━━━━━ SUPPLIED MATERIAL ━━━━━

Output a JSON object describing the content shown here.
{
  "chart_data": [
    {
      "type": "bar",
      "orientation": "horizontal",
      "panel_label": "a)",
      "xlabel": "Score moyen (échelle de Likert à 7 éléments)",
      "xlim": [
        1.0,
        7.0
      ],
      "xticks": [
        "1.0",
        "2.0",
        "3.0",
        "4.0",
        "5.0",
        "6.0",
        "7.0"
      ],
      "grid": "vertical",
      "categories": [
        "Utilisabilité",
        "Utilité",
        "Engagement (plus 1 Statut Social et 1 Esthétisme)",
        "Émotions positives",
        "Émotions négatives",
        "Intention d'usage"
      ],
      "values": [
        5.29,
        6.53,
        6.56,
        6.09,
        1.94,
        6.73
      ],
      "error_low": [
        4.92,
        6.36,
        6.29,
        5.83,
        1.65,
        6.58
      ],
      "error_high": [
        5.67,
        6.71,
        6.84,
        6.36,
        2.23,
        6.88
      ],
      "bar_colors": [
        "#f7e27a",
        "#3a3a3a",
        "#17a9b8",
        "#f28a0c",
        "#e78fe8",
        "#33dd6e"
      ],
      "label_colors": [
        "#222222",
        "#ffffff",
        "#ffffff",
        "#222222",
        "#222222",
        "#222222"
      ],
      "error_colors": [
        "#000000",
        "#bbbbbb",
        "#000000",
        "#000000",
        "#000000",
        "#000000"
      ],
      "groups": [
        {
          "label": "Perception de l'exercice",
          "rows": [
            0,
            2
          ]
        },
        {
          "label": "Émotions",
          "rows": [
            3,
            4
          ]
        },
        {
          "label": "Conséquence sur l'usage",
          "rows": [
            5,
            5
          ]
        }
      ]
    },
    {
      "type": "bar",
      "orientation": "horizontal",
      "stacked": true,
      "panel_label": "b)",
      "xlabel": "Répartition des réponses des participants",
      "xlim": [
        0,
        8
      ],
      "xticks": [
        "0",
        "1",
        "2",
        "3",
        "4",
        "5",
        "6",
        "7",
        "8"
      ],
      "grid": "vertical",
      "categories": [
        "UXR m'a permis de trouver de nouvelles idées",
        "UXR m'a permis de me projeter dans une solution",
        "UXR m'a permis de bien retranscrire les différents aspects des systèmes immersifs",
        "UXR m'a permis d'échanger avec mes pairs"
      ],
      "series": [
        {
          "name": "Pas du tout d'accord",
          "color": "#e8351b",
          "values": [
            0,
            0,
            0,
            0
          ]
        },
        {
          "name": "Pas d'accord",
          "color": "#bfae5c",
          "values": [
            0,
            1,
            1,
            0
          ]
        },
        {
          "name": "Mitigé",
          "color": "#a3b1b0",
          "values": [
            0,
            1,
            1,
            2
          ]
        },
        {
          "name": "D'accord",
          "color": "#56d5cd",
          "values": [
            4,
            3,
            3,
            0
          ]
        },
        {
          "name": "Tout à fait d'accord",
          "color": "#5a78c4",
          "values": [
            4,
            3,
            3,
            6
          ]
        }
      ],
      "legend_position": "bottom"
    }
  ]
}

━━━━━

(EXERCISE OBJECTIVE): Exactly reproduce every record.

(ANSWER TO THE EXERCISE):
Output a JSON object describing the content shown here.
{
  "chart_data": [
    {
      "type": "bar",
      "orientation": "horizontal",
      "panel_label": "a)",
      "xlabel": "Score moyen (échelle de Likert à 7 éléments)",
      "xlim": [
        1.0,
        7.0
      ],
      "xticks": [
        "1.0",
        "2.0",
        "3.0",
        "4.0",
        "5.0",
        "6.0",
        "7.0"
      ],
      "grid": "vertical",
      "categories": [
        "Utilisabilité",
        "Utilité",
        "Engagement (plus 1 Statut Social et 1 Esthétisme)",
        "Émotions positives",
        "Émotions négatives",
        "Intention d'usage"
      ],
      "values": [
        5.29,
        6.53,
        6.56,
        6.09,
        1.94,
        6.73
      ],
      "error_low": [
        4.92,
        6.36,
        6.29,
        5.83,
        1.65,
        6.58
      ],
      "error_high": [
        5.67,
        6.71,
        6.84,
        6.36,
        2.23,
        6.88
      ],
      "bar_colors": [
        "#f7e27a",
        "#3a3a3a",
        "#17a9b8",
        "#f28a0c",
        "#e78fe8",
        "#33dd6e"
      ],
      "label_colors": [
        "#222222",
        "#ffffff",
        "#ffffff",
        "#222222",
        "#222222",
        "#222222"
      ],
      "error_colors": [
        "#000000",
        "#bbbbbb",
        "#000000",
        "#000000",
        "#000000",
        "#000000"
      ],
      "groups": [
        {
          "label": "Perception de l'exercice",
          "rows": [
            0,
            2
          ]
        },
        {
          "label": "Émotions",
          "rows": [
            3,
            4
          ]
        },
        {
          "label": "Conséquence sur l'usage",
          "rows": [
            5,
            5
          ]
        }
      ]
    },
    {
      "type": "bar",
      "orientation": "horizontal",
      "stacked": true,
      "panel_label": "b)",
      "xlabel": "Répartition des réponses des participants",
      "xlim": [
        0,
        8
      ],
      "xticks": [
        "0",
        "1",
        "2",
        "3",
        "4",
        "5",
        "6",
        "7",
        "8"
      ],
      "grid": "vertical",
      "categories": [
        "UXR m'a permis de trouver de nouvelles idées",
        "UXR m'a permis de me projeter dans une solution",
        "UXR m'a permis de bien retranscrire les différents aspects des systèmes immersifs",
        "UXR m'a permis d'échanger avec mes pairs"
      ],
      "series": [
        {
          "name": "Pas du tout d'accord",
          "color": "#e8351b",
          "values": [
            0,
            0,
            0,
            0
          ]
        },
        {
          "name": "Pas d'accord",
          "color": "#bfae5c",
          "values": [
            0,
            1,
            1,
            0
          ]
        },
        {
          "name": "Mitigé",
          "color": "#a3b1b0",
          "values": [
            0,
            1,
            1,
            2
          ]
        },
        {
          "name": "D'accord",
          "color": "#56d5cd",
          "values": [
            4,
            3,
            3,
            0
          ]
        },
        {
          "name": "Tout à fait d'accord",
          "color": "#5a78c4",
          "values": [
            4,
            3,
            3,
            6
          ]
        }
      ],
      "legend_position": "bottom"
    }
  ]
}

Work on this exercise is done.